--- SET TASK ---
Change "point-kave" to "point-kavg" in the stretch from the line containing "Detect and localize" through the line containing "y-axis-label-main: Thermal conductivity", and write out those lines again with nothing else altered. Leave the pictures out of your answer.

--- THE INPUT ---

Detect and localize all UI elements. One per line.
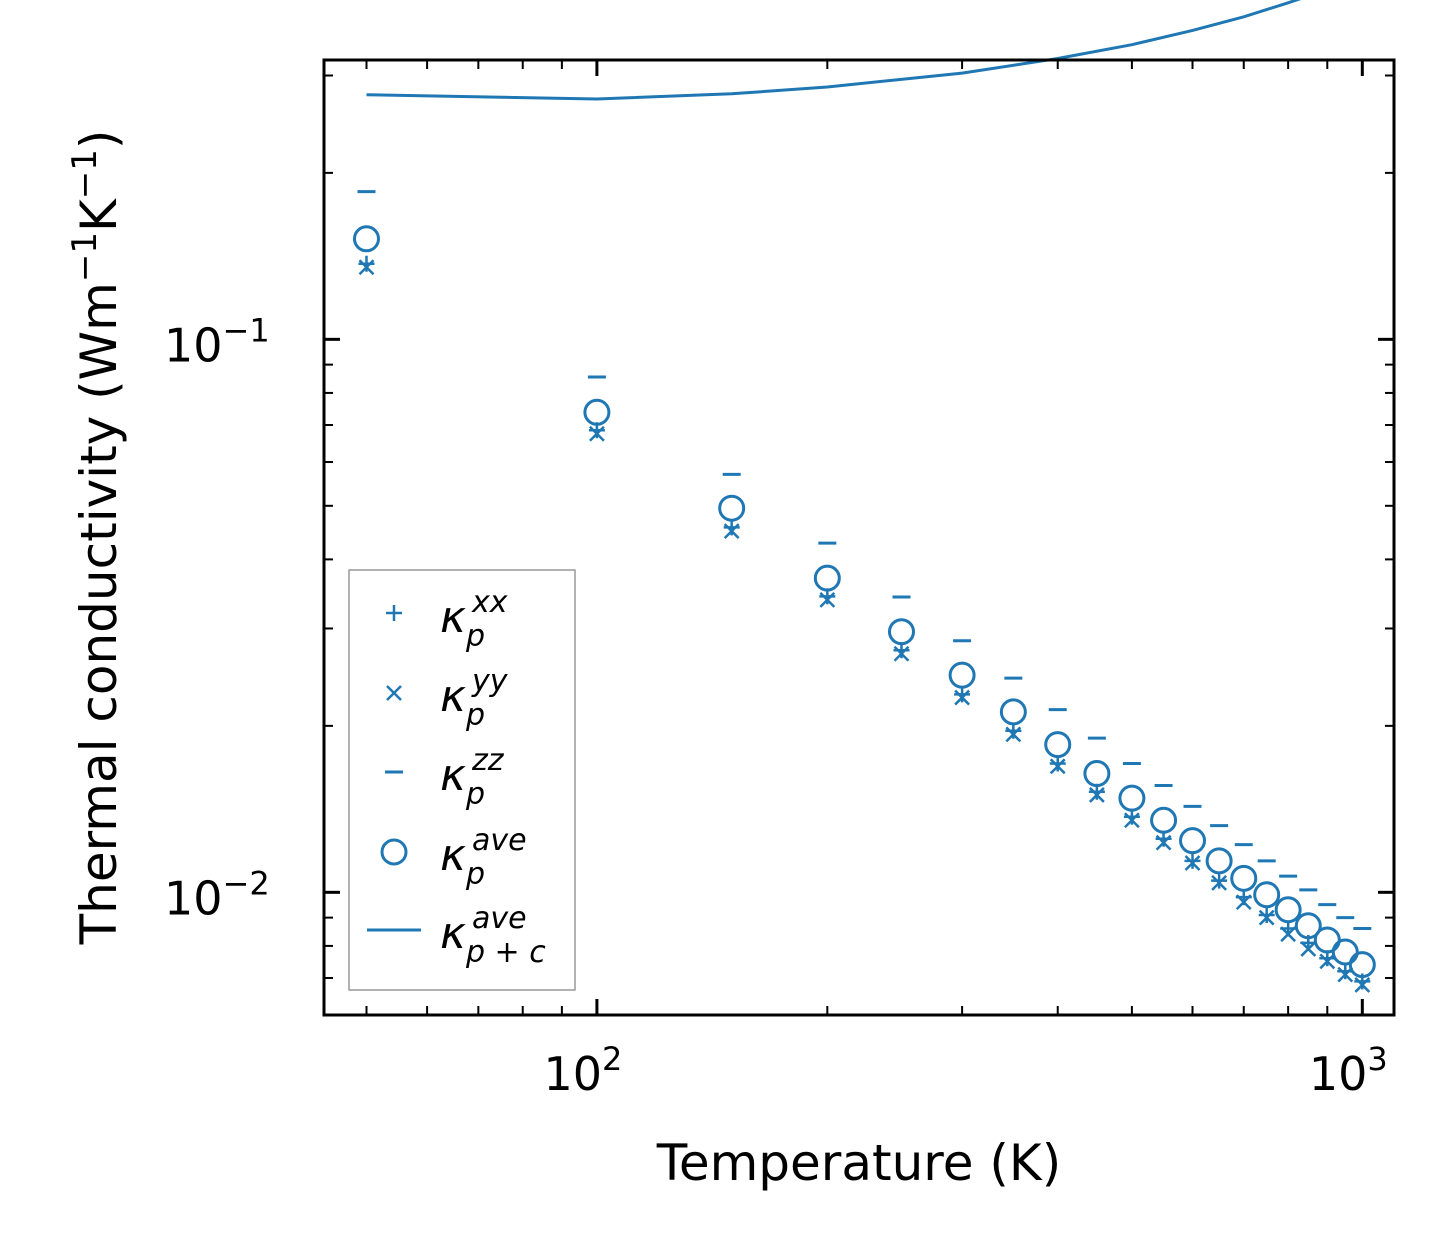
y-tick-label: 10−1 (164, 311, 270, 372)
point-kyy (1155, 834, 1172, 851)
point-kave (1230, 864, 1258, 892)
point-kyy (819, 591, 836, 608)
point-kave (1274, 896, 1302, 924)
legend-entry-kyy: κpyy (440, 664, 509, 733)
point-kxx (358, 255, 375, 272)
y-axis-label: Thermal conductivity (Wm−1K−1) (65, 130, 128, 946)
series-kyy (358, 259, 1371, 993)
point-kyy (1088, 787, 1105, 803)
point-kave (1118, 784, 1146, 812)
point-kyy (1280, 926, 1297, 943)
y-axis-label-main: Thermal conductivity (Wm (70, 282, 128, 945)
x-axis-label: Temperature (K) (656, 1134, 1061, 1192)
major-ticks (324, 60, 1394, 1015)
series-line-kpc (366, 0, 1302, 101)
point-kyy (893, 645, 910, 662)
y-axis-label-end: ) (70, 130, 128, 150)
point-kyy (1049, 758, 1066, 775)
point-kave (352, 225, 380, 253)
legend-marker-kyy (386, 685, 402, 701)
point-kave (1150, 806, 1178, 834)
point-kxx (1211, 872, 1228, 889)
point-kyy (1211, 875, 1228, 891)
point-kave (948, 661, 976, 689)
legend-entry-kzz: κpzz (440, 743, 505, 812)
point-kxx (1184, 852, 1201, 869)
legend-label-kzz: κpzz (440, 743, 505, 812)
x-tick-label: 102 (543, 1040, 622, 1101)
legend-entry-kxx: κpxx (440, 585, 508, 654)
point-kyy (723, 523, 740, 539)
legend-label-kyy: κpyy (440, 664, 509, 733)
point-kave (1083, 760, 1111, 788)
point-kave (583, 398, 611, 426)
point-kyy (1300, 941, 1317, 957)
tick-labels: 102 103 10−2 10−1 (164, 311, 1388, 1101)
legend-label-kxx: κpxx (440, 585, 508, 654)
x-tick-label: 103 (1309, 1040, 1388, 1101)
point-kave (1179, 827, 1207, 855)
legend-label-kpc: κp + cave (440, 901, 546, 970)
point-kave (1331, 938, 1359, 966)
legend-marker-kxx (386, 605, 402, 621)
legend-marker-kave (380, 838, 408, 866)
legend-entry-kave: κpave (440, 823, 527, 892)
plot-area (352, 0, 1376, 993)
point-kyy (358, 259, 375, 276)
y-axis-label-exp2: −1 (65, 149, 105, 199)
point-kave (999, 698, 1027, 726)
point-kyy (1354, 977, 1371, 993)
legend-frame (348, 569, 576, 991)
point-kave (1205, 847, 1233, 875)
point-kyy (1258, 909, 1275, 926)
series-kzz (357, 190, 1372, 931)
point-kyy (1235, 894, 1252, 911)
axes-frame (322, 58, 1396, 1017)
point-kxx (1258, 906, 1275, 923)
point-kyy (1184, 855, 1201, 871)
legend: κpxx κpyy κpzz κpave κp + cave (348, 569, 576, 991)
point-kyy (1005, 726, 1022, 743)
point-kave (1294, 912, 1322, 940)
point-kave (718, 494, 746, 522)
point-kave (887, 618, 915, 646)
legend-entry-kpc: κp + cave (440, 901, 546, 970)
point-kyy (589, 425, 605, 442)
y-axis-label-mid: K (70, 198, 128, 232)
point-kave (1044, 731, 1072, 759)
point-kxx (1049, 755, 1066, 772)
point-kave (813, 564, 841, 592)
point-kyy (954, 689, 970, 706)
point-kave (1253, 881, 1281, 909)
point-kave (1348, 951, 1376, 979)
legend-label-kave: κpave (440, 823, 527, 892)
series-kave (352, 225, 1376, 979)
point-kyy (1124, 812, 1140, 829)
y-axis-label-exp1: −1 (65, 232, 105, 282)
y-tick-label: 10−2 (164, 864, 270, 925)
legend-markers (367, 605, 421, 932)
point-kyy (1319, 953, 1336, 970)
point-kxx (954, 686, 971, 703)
...
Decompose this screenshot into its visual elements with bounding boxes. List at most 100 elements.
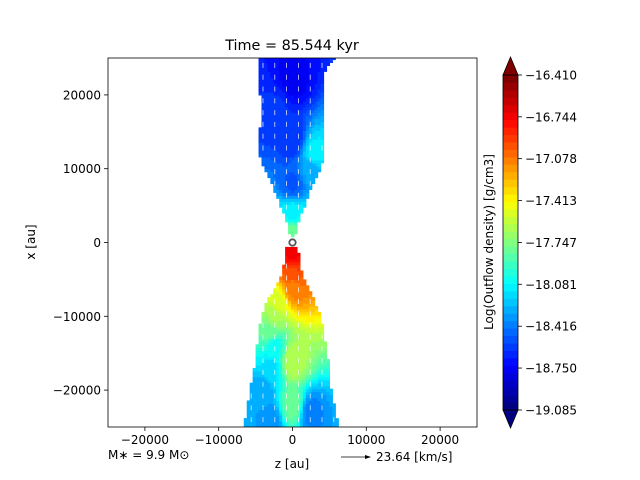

--- SOLUTION FOR THIS PROBLEM ---
Detect and localize all UI elements. One per line.
y-tick-label: 10−1 (164, 311, 270, 372)
point-kyy (1155, 834, 1172, 851)
point-kavg (1230, 864, 1258, 892)
point-kyy (819, 591, 836, 608)
point-kavg (1274, 896, 1302, 924)
legend-entry-kyy: κpyy (440, 664, 509, 733)
point-kxx (358, 255, 375, 272)
y-axis-label: Thermal conductivity (Wm−1K−1) (65, 130, 128, 946)
series-kyy (358, 259, 1371, 993)
point-kyy (1088, 787, 1105, 803)
point-kavg (1118, 784, 1146, 812)
point-kyy (1280, 926, 1297, 943)
y-axis-label-main: Thermal conductivity (Wm (70, 282, 128, 945)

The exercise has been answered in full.